Requirement: Reproduce the records that follow in full, excluding any picture they contain.

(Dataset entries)

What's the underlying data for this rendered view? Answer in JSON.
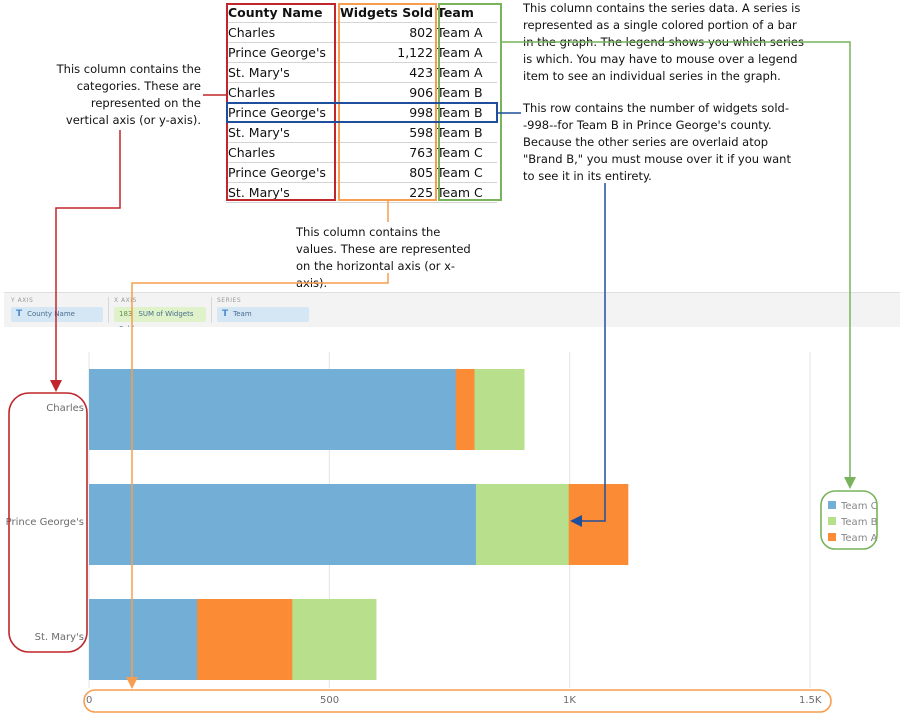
{
  "table": {
    "headers": [
      "County Name",
      "Widgets Sold",
      "Team"
    ],
    "rows": [
      [
        "Charles",
        "802",
        "Team A"
      ],
      [
        "Prince George's",
        "1,122",
        "Team A"
      ],
      [
        "St. Mary's",
        "423",
        "Team A"
      ],
      [
        "Charles",
        "906",
        "Team B"
      ],
      [
        "Prince George's",
        "998",
        "Team B"
      ],
      [
        "St. Mary's",
        "598",
        "Team B"
      ],
      [
        "Charles",
        "763",
        "Team C"
      ],
      [
        "Prince George's",
        "805",
        "Team C"
      ],
      [
        "St. Mary's",
        "225",
        "Team C"
      ]
    ]
  },
  "notes": {
    "categories": "This column contains the categories. These are represented on the vertical axis (or y-axis).",
    "series": "This column contains the series data. A series is represented as a single colored portion of a bar in the graph. The legend shows you which series is which. You may have to mouse over a legend item to see an individual series in the graph.",
    "row": "This row contains the number of widgets sold--998--for Team B in Prince George's county. Because the other series are overlaid atop \"Brand B,\" you must mouse over it if you want to see it in its entirety.",
    "values": "This column contains the values. These are represented on the horizontal axis (or x-axis)."
  },
  "toolbar": {
    "y_axis_label": "Y AXIS",
    "x_axis_label": "X AXIS",
    "series_label": "SERIES",
    "y_field": "County Name",
    "x_field_prefix": "183",
    "x_field": "SUM of Widgets Sold",
    "series_field": "Team",
    "text_icon": "T"
  },
  "colors": {
    "team_a": "#fb8c35",
    "team_b": "#b8e08c",
    "team_c": "#72aed6",
    "red": "#c0262b",
    "orange": "#f79d4f",
    "green": "#79b35b",
    "blue": "#1f4f9c"
  },
  "chart_data": {
    "type": "bar",
    "orientation": "horizontal",
    "categories": [
      "Charles",
      "Prince George's",
      "St. Mary's"
    ],
    "series": [
      {
        "name": "Team C",
        "values": [
          763,
          805,
          225
        ]
      },
      {
        "name": "Team B",
        "values": [
          906,
          998,
          598
        ]
      },
      {
        "name": "Team A",
        "values": [
          802,
          1122,
          423
        ]
      }
    ],
    "x_ticks": [
      "0",
      "500",
      "1K",
      "1.5K"
    ],
    "xlim": [
      0,
      1500
    ],
    "legend": [
      "Team C",
      "Team B",
      "Team A"
    ],
    "legend_position": "right",
    "grid": true
  }
}
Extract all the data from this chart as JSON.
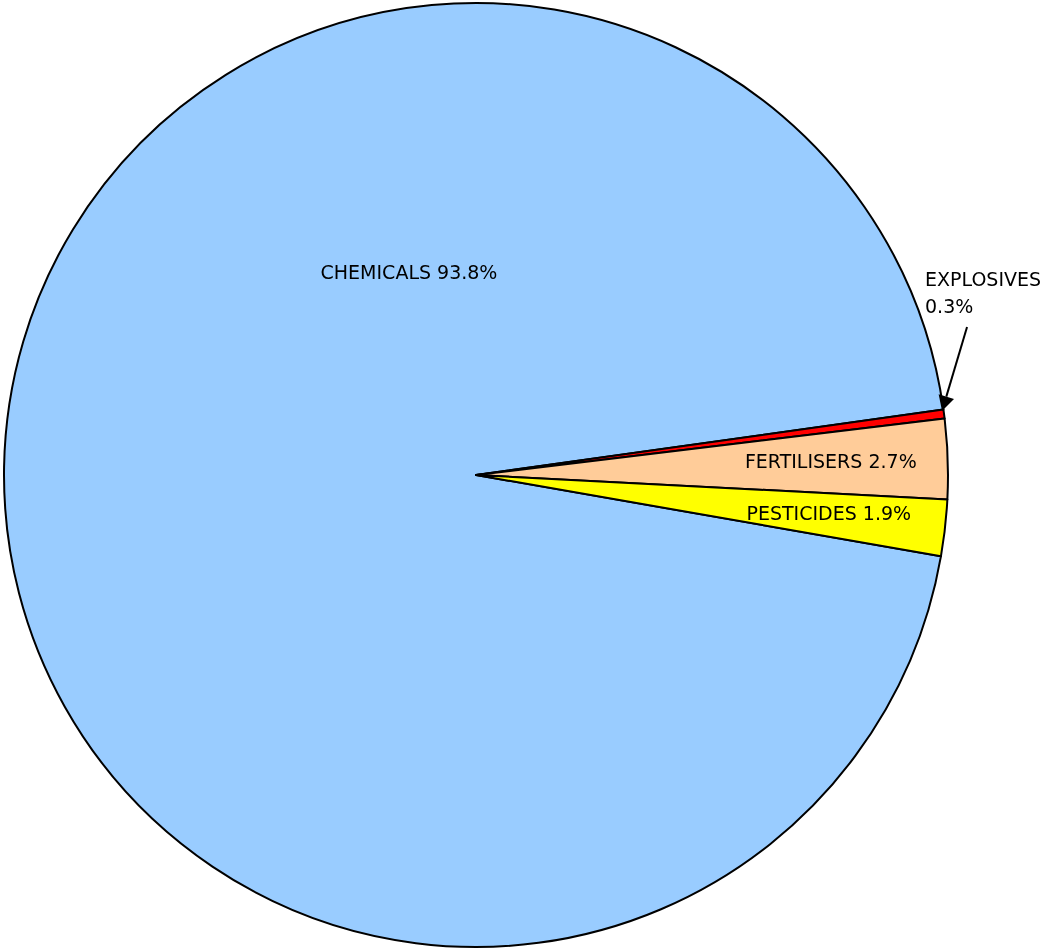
{
  "chart_data": {
    "type": "pie",
    "categories": [
      "CHEMICALS",
      "EXPLOSIVES",
      "FERTILISERS",
      "PESTICIDES"
    ],
    "values": [
      93.8,
      0.3,
      2.7,
      1.9
    ],
    "colors": [
      "#99ccff",
      "#ff0000",
      "#ffcc99",
      "#ffff00"
    ],
    "value_labels": [
      "93.8%",
      "0.3%",
      "2.7%",
      "1.9%"
    ]
  }
}
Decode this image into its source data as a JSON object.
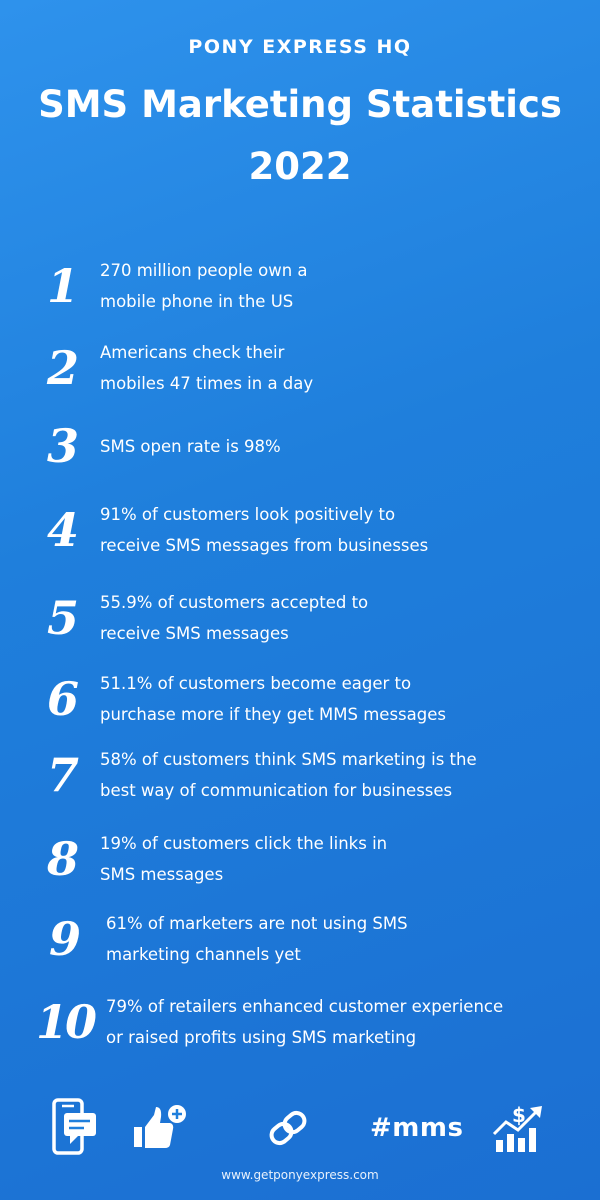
{
  "brand": "PONY EXPRESS HQ",
  "title_line1": "SMS Marketing Statistics",
  "title_line2": "2022",
  "stats": [
    {
      "number": "1",
      "line1": "270 million people own a",
      "line2": "mobile phone in the US"
    },
    {
      "number": "2",
      "line1": "Americans check their",
      "line2": "mobiles 47 times in a day"
    },
    {
      "number": "3",
      "line1": "SMS open rate is 98%",
      "line2": ""
    },
    {
      "number": "4",
      "line1": "91% of customers look positively to",
      "line2": "receive SMS messages from businesses"
    },
    {
      "number": "5",
      "line1": "55.9% of customers accepted to",
      "line2": "receive SMS messages"
    },
    {
      "number": "6",
      "line1": "51.1% of customers become eager to",
      "line2": "purchase more if they get MMS messages"
    },
    {
      "number": "7",
      "line1": "58% of customers think SMS marketing is the",
      "line2": "best way of communication for businesses"
    },
    {
      "number": "8",
      "line1": "19% of customers click the links in",
      "line2": "SMS messages"
    },
    {
      "number": "9",
      "line1": "61% of marketers are not using SMS",
      "line2": "marketing channels yet"
    },
    {
      "number": "10",
      "line1": "79% of retailers enhanced customer experience",
      "line2": "or raised profits using SMS marketing"
    }
  ],
  "footer": {
    "icons": [
      "mobile-message-icon",
      "thumbs-up-plus-icon",
      "link-icon",
      "growth-chart-dollar-icon"
    ],
    "hashtag": "#mms",
    "url": "www.getponyexpress.com"
  },
  "colors": {
    "background_top": "#2e92ec",
    "background_bottom": "#1b6fd2",
    "text": "#ffffff"
  }
}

The output:
What's the underlying data for this rendered view? Answer in JSON.
{
  "table": {
    "headers": [
      "County Name",
      "Widgets Sold",
      "Team"
    ],
    "rows": [
      [
        "Charles",
        "802",
        "Team A"
      ],
      [
        "Prince George's",
        "1,122",
        "Team A"
      ],
      [
        "St. Mary's",
        "423",
        "Team A"
      ],
      [
        "Charles",
        "906",
        "Team B"
      ],
      [
        "Prince George's",
        "998",
        "Team B"
      ],
      [
        "St. Mary's",
        "598",
        "Team B"
      ],
      [
        "Charles",
        "763",
        "Team C"
      ],
      [
        "Prince George's",
        "805",
        "Team C"
      ],
      [
        "St. Mary's",
        "225",
        "Team C"
      ]
    ]
  },
  "notes": {
    "categories": "This column contains the categories. These are represented on the vertical axis (or y-axis).",
    "series": "This column contains the series data. A series is represented as a single colored portion of a bar in the graph. The legend shows you which series is which. You may have to mouse over a legend item to see an individual series in the graph.",
    "row": "This row contains the number of widgets sold--998--for Team B in Prince George's county. Because the other series are overlaid atop \"Brand B,\" you must mouse over it if you want to see it in its entirety.",
    "values": "This column contains the values. These are represented on the horizontal axis (or x-axis)."
  },
  "toolbar": {
    "y_axis_label": "Y AXIS",
    "x_axis_label": "X AXIS",
    "series_label": "SERIES",
    "y_field": "County Name",
    "x_field_prefix": "183",
    "x_field": "SUM of Widgets Sold",
    "series_field": "Team",
    "text_icon": "T"
  },
  "colors": {
    "team_a": "#fb8c35",
    "team_b": "#b8e08c",
    "team_c": "#72aed6",
    "red": "#c0262b",
    "orange": "#f79d4f",
    "green": "#79b35b",
    "blue": "#1f4f9c"
  },
  "chart_data": {
    "type": "bar",
    "orientation": "horizontal",
    "categories": [
      "Charles",
      "Prince George's",
      "St. Mary's"
    ],
    "series": [
      {
        "name": "Team C",
        "values": [
          763,
          805,
          225
        ]
      },
      {
        "name": "Team B",
        "values": [
          906,
          998,
          598
        ]
      },
      {
        "name": "Team A",
        "values": [
          802,
          1122,
          423
        ]
      }
    ],
    "x_ticks": [
      "0",
      "500",
      "1K",
      "1.5K"
    ],
    "xlim": [
      0,
      1500
    ],
    "legend": [
      "Team C",
      "Team B",
      "Team A"
    ],
    "legend_position": "right",
    "grid": true
  }
}
Extract all the data from this chart as JSON.
{
  "chart_data": {
    "type": "pie",
    "categories": [
      "CHEMICALS",
      "EXPLOSIVES",
      "FERTILISERS",
      "PESTICIDES"
    ],
    "values": [
      93.8,
      0.3,
      2.7,
      1.9
    ],
    "colors": [
      "#99ccff",
      "#ff0000",
      "#ffcc99",
      "#ffff00"
    ],
    "value_labels": [
      "93.8%",
      "0.3%",
      "2.7%",
      "1.9%"
    ]
  }
}
Decode this image into its source data as a JSON object.
{
  "brand": "PONY EXPRESS HQ",
  "title_line1": "SMS Marketing Statistics",
  "title_line2": "2022",
  "stats": [
    {
      "number": "1",
      "line1": "270 million people own a",
      "line2": "mobile phone in the US"
    },
    {
      "number": "2",
      "line1": "Americans check their",
      "line2": "mobiles 47 times in a day"
    },
    {
      "number": "3",
      "line1": "SMS open rate is 98%",
      "line2": ""
    },
    {
      "number": "4",
      "line1": "91% of customers look positively to",
      "line2": "receive SMS messages from businesses"
    },
    {
      "number": "5",
      "line1": "55.9% of customers accepted to",
      "line2": "receive SMS messages"
    },
    {
      "number": "6",
      "line1": "51.1% of customers become eager to",
      "line2": "purchase more if they get MMS messages"
    },
    {
      "number": "7",
      "line1": "58% of customers think SMS marketing is the",
      "line2": "best way of communication for businesses"
    },
    {
      "number": "8",
      "line1": "19% of customers click the links in",
      "line2": "SMS messages"
    },
    {
      "number": "9",
      "line1": "61% of marketers are not using SMS",
      "line2": "marketing channels yet"
    },
    {
      "number": "10",
      "line1": "79% of retailers enhanced customer experience",
      "line2": "or raised profits using SMS marketing"
    }
  ],
  "footer": {
    "icons": [
      "mobile-message-icon",
      "thumbs-up-plus-icon",
      "link-icon",
      "growth-chart-dollar-icon"
    ],
    "hashtag": "#mms",
    "url": "www.getponyexpress.com"
  },
  "colors": {
    "background_top": "#2e92ec",
    "background_bottom": "#1b6fd2",
    "text": "#ffffff"
  }
}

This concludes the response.